> [Work instructions] Every record below should be printed exactly as given.

> [Provided entries]
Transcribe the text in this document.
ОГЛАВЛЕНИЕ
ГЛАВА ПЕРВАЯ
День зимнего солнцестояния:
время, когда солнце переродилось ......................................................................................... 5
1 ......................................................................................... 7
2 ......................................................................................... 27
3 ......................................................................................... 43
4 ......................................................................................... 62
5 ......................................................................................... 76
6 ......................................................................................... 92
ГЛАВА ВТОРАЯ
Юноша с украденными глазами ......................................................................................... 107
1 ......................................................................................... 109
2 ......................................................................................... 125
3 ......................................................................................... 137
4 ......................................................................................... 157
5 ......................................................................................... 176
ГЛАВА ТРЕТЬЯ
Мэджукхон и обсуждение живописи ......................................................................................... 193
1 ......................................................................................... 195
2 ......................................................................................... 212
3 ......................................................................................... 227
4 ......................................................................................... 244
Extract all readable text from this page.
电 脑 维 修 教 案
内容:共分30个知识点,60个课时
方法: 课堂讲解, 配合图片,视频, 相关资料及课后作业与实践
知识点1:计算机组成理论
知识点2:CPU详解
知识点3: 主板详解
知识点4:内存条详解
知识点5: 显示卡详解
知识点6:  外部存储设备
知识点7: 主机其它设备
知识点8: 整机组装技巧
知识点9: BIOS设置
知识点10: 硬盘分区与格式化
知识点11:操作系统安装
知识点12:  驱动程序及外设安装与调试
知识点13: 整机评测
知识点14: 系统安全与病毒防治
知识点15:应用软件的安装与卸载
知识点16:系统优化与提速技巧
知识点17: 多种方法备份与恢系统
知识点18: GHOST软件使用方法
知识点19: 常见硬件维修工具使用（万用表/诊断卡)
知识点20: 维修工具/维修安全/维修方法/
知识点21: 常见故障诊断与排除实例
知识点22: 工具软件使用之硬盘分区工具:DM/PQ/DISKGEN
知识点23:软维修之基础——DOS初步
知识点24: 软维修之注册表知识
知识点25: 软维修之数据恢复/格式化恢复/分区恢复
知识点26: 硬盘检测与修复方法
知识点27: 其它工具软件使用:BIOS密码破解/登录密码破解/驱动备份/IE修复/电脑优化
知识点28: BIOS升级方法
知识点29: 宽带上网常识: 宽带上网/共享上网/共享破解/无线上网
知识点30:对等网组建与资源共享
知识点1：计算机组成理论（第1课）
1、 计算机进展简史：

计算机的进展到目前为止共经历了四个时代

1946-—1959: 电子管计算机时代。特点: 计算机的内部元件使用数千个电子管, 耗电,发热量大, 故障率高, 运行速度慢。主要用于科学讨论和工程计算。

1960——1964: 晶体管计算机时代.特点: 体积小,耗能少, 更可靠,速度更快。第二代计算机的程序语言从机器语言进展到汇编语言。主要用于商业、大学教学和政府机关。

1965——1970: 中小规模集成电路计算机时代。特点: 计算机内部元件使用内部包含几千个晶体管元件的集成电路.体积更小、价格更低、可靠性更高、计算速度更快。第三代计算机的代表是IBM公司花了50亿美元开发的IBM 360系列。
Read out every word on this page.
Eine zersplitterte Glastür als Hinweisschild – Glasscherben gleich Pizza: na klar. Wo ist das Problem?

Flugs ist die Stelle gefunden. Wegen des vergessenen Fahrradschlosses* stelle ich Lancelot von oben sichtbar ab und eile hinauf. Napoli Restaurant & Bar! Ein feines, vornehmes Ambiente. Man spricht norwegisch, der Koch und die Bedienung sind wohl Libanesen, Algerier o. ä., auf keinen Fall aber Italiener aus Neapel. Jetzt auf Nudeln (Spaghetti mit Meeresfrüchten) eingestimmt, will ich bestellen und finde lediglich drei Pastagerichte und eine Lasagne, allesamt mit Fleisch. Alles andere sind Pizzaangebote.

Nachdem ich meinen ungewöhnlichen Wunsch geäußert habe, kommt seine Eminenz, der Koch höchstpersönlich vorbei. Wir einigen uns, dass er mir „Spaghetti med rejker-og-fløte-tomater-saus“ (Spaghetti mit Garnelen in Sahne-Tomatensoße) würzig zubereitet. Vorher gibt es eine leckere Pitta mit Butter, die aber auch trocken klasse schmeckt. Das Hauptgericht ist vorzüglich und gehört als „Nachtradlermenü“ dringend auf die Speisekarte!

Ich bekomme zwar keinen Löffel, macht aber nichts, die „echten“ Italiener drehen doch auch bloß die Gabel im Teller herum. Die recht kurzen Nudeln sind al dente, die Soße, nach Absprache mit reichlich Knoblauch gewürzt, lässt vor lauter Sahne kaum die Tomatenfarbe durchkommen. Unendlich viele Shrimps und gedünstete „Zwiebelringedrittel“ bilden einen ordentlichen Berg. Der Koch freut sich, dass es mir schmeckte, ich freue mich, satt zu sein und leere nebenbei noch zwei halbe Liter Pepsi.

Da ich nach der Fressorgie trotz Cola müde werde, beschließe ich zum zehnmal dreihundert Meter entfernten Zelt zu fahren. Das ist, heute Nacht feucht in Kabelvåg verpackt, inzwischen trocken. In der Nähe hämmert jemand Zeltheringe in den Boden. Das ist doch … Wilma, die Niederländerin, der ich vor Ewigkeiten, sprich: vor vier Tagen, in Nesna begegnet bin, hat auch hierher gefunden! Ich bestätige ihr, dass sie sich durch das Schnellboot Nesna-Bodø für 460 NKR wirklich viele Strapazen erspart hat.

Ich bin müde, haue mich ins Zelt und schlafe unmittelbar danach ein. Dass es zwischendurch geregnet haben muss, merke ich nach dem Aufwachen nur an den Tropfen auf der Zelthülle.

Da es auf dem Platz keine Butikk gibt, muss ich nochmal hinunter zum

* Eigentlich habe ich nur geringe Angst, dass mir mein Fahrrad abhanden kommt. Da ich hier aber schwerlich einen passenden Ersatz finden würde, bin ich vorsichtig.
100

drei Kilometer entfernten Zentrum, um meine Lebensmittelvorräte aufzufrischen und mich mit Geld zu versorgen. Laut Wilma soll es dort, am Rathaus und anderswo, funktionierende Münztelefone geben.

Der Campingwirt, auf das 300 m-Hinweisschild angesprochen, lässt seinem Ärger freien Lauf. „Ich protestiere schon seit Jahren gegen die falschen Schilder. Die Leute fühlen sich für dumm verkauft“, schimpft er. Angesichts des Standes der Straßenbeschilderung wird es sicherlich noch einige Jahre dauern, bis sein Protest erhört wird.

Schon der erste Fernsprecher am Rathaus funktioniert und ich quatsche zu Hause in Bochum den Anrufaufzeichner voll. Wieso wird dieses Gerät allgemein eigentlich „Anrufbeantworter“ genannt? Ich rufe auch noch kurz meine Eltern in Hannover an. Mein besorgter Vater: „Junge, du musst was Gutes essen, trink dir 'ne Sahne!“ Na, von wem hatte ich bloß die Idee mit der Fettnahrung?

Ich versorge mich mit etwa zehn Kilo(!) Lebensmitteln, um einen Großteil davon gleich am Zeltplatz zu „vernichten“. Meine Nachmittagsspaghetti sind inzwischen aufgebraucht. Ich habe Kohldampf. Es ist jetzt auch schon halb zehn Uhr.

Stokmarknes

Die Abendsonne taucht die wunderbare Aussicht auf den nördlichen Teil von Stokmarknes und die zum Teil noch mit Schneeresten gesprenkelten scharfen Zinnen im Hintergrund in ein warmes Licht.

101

> [Answer to this task]
Transcribe the text in this document.
ОГЛАВЛЕНИЕ
ГЛАВА ПЕРВАЯ
День зимнего солнцестояния:
время, когда солнце переродилось ......................................................................................... 5
1 ......................................................................................... 7
2 ......................................................................................... 27
3 ......................................................................................... 43
4 ......................................................................................... 62
5 ......................................................................................... 76
6 ......................................................................................... 92
ГЛАВА ВТОРАЯ
Юноша с украденными глазами ......................................................................................... 107
1 ......................................................................................... 109
2 ......................................................................................... 125
3 ......................................................................................... 137
4 ......................................................................................... 157
5 ......................................................................................... 176
ГЛАВА ТРЕТЬЯ
Мэджукхон и обсуждение живописи ......................................................................................... 193
1 ......................................................................................... 195
2 ......................................................................................... 212
3 ......................................................................................... 227
4 ......................................................................................... 244
Extract all readable text from this page.
电 脑 维 修 教 案
内容:共分30个知识点,60个课时
方法: 课堂讲解, 配合图片,视频, 相关资料及课后作业与实践
知识点1:计算机组成理论
知识点2:CPU详解
知识点3: 主板详解
知识点4:内存条详解
知识点5: 显示卡详解
知识点6:  外部存储设备
知识点7: 主机其它设备
知识点8: 整机组装技巧
知识点9: BIOS设置
知识点10: 硬盘分区与格式化
知识点11:操作系统安装
知识点12:  驱动程序及外设安装与调试
知识点13: 整机评测
知识点14: 系统安全与病毒防治
知识点15:应用软件的安装与卸载
知识点16:系统优化与提速技巧
知识点17: 多种方法备份与恢系统
知识点18: GHOST软件使用方法
知识点19: 常见硬件维修工具使用（万用表/诊断卡)
知识点20: 维修工具/维修安全/维修方法/
知识点21: 常见故障诊断与排除实例
知识点22: 工具软件使用之硬盘分区工具:DM/PQ/DISKGEN
知识点23:软维修之基础——DOS初步
知识点24: 软维修之注册表知识
知识点25: 软维修之数据恢复/格式化恢复/分区恢复
知识点26: 硬盘检测与修复方法
知识点27: 其它工具软件使用:BIOS密码破解/登录密码破解/驱动备份/IE修复/电脑优化
知识点28: BIOS升级方法
知识点29: 宽带上网常识: 宽带上网/共享上网/共享破解/无线上网
知识点30:对等网组建与资源共享
知识点1：计算机组成理论（第1课）
1、 计算机进展简史：

计算机的进展到目前为止共经历了四个时代

1946-—1959: 电子管计算机时代。特点: 计算机的内部元件使用数千个电子管, 耗电,发热量大, 故障率高, 运行速度慢。主要用于科学讨论和工程计算。

1960——1964: 晶体管计算机时代.特点: 体积小,耗能少, 更可靠,速度更快。第二代计算机的程序语言从机器语言进展到汇编语言。主要用于商业、大学教学和政府机关。

1965——1970: 中小规模集成电路计算机时代。特点: 计算机内部元件使用内部包含几千个晶体管元件的集成电路.体积更小、价格更低、可靠性更高、计算速度更快。第三代计算机的代表是IBM公司花了50亿美元开发的IBM 360系列。
Read out every word on this page.
Eine zersplitterte Glastür als Hinweisschild – Glasscherben gleich Pizza: na klar. Wo ist das Problem?

Flugs ist die Stelle gefunden. Wegen des vergessenen Fahrradschlosses* stelle ich Lancelot von oben sichtbar ab und eile hinauf. Napoli Restaurant & Bar! Ein feines, vornehmes Ambiente. Man spricht norwegisch, der Koch und die Bedienung sind wohl Libanesen, Algerier o. ä., auf keinen Fall aber Italiener aus Neapel. Jetzt auf Nudeln (Spaghetti mit Meeresfrüchten) eingestimmt, will ich bestellen und finde lediglich drei Pastagerichte und eine Lasagne, allesamt mit Fleisch. Alles andere sind Pizzaangebote.

Nachdem ich meinen ungewöhnlichen Wunsch geäußert habe, kommt seine Eminenz, der Koch höchstpersönlich vorbei. Wir einigen uns, dass er mir „Spaghetti med rejker-og-fløte-tomater-saus“ (Spaghetti mit Garnelen in Sahne-Tomatensoße) würzig zubereitet. Vorher gibt es eine leckere Pitta mit Butter, die aber auch trocken klasse schmeckt. Das Hauptgericht ist vorzüglich und gehört als „Nachtradlermenü“ dringend auf die Speisekarte!

Ich bekomme zwar keinen Löffel, macht aber nichts, die „echten“ Italiener drehen doch auch bloß die Gabel im Teller herum. Die recht kurzen Nudeln sind al dente, die Soße, nach Absprache mit reichlich Knoblauch gewürzt, lässt vor lauter Sahne kaum die Tomatenfarbe durchkommen. Unendlich viele Shrimps und gedünstete „Zwiebelringedrittel“ bilden einen ordentlichen Berg. Der Koch freut sich, dass es mir schmeckte, ich freue mich, satt zu sein und leere nebenbei noch zwei halbe Liter Pepsi.

Da ich nach der Fressorgie trotz Cola müde werde, beschließe ich zum zehnmal dreihundert Meter entfernten Zelt zu fahren. Das ist, heute Nacht feucht in Kabelvåg verpackt, inzwischen trocken. In der Nähe hämmert jemand Zeltheringe in den Boden. Das ist doch … Wilma, die Niederländerin, der ich vor Ewigkeiten, sprich: vor vier Tagen, in Nesna begegnet bin, hat auch hierher gefunden! Ich bestätige ihr, dass sie sich durch das Schnellboot Nesna-Bodø für 460 NKR wirklich viele Strapazen erspart hat.

Ich bin müde, haue mich ins Zelt und schlafe unmittelbar danach ein. Dass es zwischendurch geregnet haben muss, merke ich nach dem Aufwachen nur an den Tropfen auf der Zelthülle.

Da es auf dem Platz keine Butikk gibt, muss ich nochmal hinunter zum

* Eigentlich habe ich nur geringe Angst, dass mir mein Fahrrad abhanden kommt. Da ich hier aber schwerlich einen passenden Ersatz finden würde, bin ich vorsichtig.
100

drei Kilometer entfernten Zentrum, um meine Lebensmittelvorräte aufzufrischen und mich mit Geld zu versorgen. Laut Wilma soll es dort, am Rathaus und anderswo, funktionierende Münztelefone geben.

Der Campingwirt, auf das 300 m-Hinweisschild angesprochen, lässt seinem Ärger freien Lauf. „Ich protestiere schon seit Jahren gegen die falschen Schilder. Die Leute fühlen sich für dumm verkauft“, schimpft er. Angesichts des Standes der Straßenbeschilderung wird es sicherlich noch einige Jahre dauern, bis sein Protest erhört wird.

Schon der erste Fernsprecher am Rathaus funktioniert und ich quatsche zu Hause in Bochum den Anrufaufzeichner voll. Wieso wird dieses Gerät allgemein eigentlich „Anrufbeantworter“ genannt? Ich rufe auch noch kurz meine Eltern in Hannover an. Mein besorgter Vater: „Junge, du musst was Gutes essen, trink dir 'ne Sahne!“ Na, von wem hatte ich bloß die Idee mit der Fettnahrung?

Ich versorge mich mit etwa zehn Kilo(!) Lebensmitteln, um einen Großteil davon gleich am Zeltplatz zu „vernichten“. Meine Nachmittagsspaghetti sind inzwischen aufgebraucht. Ich habe Kohldampf. Es ist jetzt auch schon halb zehn Uhr.

Stokmarknes

Die Abendsonne taucht die wunderbare Aussicht auf den nördlichen Teil von Stokmarknes und die zum Teil noch mit Schneeresten gesprenkelten scharfen Zinnen im Hintergrund in ein warmes Licht.

101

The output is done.